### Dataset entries
Begin
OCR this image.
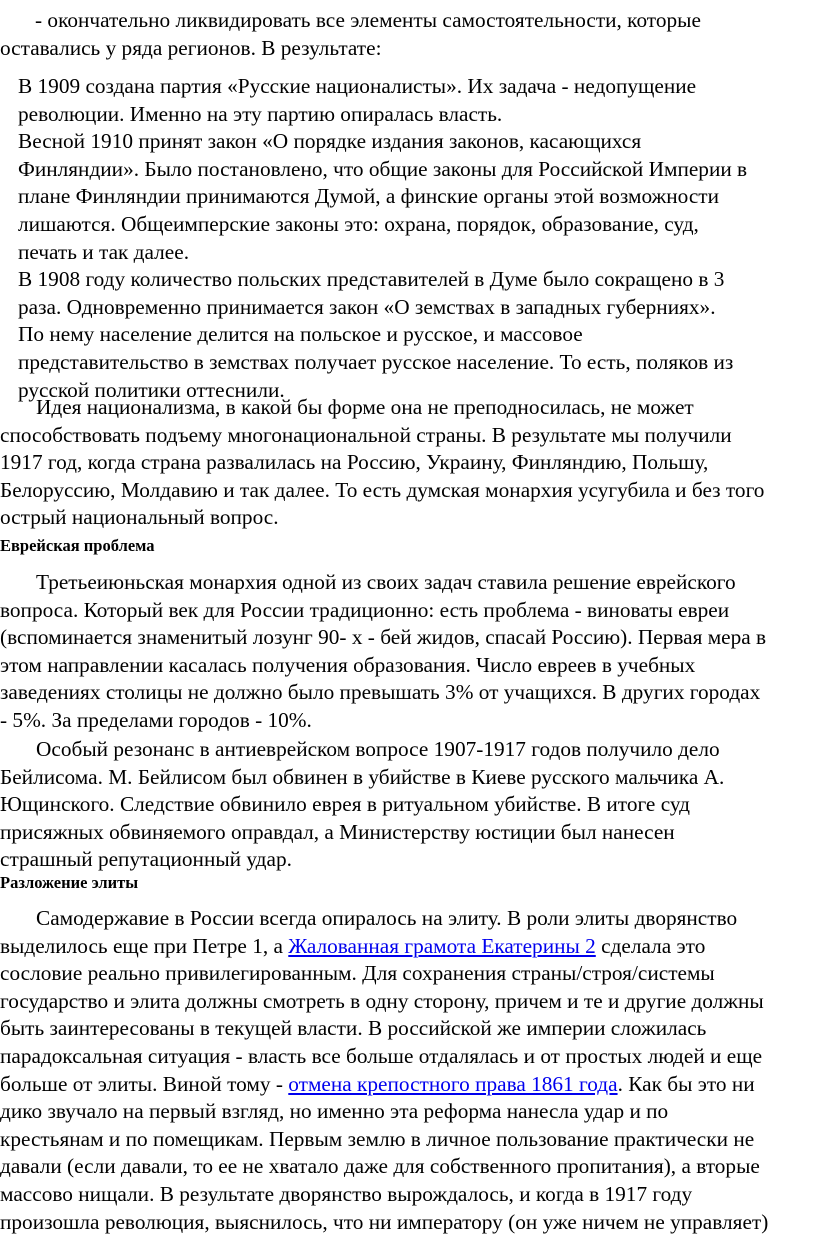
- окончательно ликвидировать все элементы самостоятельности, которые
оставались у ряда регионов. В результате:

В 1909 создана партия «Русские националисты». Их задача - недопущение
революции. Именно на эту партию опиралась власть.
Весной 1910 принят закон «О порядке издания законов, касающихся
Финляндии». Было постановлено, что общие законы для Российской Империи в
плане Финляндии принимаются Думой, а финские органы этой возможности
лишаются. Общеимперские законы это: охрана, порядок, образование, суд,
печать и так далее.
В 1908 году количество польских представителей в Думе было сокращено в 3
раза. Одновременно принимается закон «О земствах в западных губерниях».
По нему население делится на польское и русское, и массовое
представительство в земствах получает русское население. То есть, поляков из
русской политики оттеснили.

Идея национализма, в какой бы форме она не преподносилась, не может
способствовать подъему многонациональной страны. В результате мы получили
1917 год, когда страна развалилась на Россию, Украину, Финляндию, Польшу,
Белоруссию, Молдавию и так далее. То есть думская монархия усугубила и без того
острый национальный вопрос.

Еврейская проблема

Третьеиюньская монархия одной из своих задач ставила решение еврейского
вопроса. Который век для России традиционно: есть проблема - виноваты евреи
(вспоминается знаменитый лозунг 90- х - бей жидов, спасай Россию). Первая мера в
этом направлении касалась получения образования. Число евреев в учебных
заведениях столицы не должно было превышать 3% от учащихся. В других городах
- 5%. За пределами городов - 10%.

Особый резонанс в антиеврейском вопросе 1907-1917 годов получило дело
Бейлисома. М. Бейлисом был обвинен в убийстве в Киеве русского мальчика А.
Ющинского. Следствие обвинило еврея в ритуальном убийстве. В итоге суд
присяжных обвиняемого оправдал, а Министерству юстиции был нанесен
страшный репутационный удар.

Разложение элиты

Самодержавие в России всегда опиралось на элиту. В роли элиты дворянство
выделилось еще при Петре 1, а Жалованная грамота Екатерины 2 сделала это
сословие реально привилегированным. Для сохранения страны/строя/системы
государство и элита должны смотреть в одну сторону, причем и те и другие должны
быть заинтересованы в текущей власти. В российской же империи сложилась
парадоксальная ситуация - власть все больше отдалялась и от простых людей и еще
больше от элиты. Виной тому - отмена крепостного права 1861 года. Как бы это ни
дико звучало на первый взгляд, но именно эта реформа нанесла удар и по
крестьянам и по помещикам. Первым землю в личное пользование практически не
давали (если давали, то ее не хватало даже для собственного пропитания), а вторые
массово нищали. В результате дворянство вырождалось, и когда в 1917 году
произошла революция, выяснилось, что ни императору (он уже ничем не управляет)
End
Begin
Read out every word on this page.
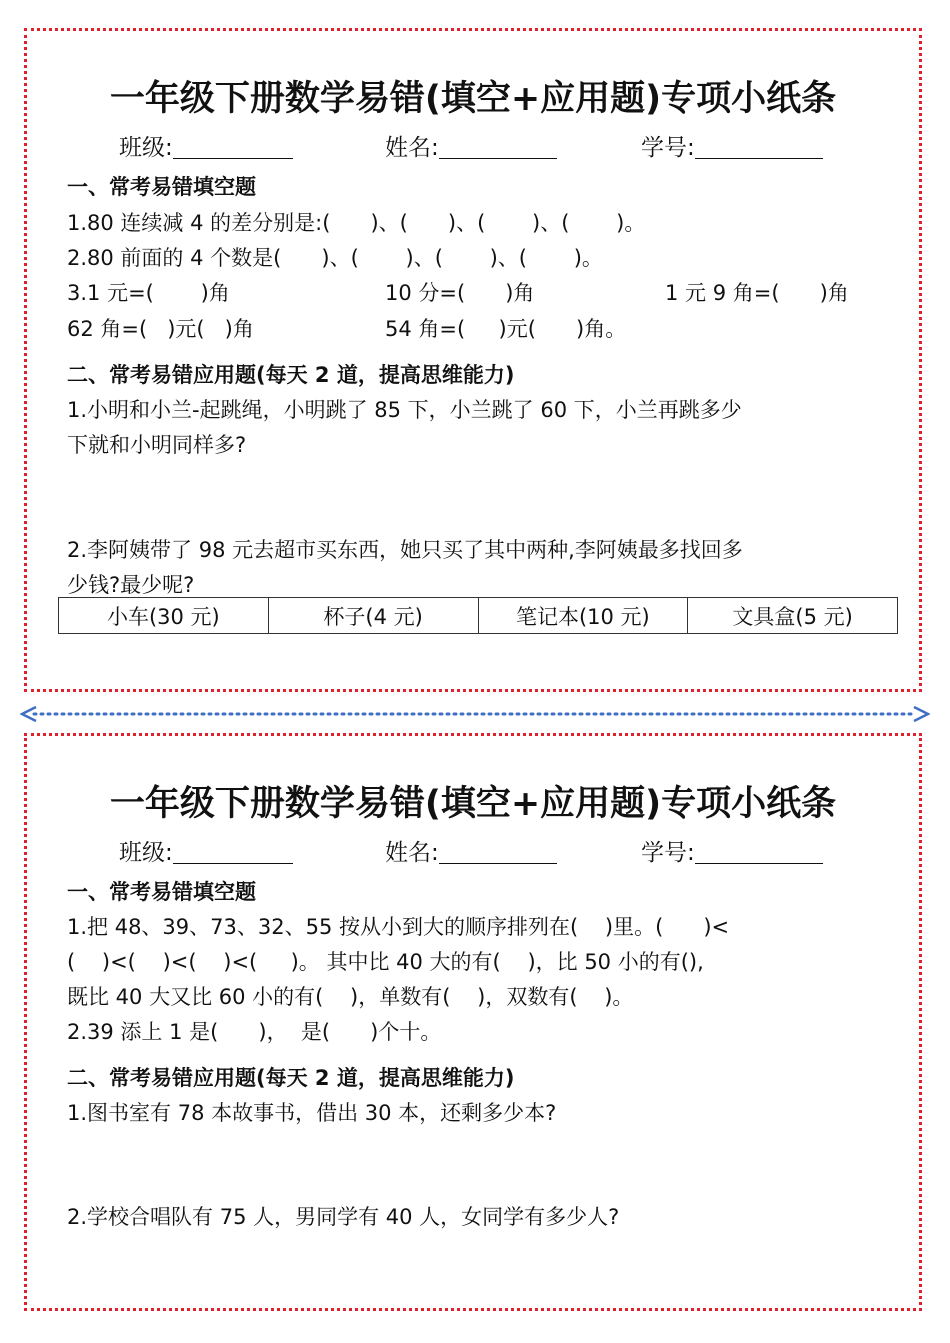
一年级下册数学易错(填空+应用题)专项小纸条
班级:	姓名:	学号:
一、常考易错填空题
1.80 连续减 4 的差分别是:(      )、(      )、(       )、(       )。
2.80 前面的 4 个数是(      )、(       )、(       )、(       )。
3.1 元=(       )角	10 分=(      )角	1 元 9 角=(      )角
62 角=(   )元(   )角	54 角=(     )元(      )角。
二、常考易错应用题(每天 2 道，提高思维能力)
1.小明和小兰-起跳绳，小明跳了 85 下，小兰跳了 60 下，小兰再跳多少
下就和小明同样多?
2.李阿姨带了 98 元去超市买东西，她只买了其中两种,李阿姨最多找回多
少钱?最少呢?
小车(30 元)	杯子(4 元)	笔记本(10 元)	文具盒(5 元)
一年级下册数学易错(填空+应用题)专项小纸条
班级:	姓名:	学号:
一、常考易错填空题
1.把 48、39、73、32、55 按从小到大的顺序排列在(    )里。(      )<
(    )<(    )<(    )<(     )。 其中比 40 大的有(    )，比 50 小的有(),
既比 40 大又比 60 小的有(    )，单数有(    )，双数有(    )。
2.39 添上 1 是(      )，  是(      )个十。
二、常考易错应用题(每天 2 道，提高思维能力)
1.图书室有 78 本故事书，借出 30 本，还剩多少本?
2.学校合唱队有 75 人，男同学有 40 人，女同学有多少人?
End
Copy each line of the listing that includes "страны".

способствовать подъему многонациональной страны. В результате мы получили
сословие реально привилегированным. Для сохранения страны/строя/системы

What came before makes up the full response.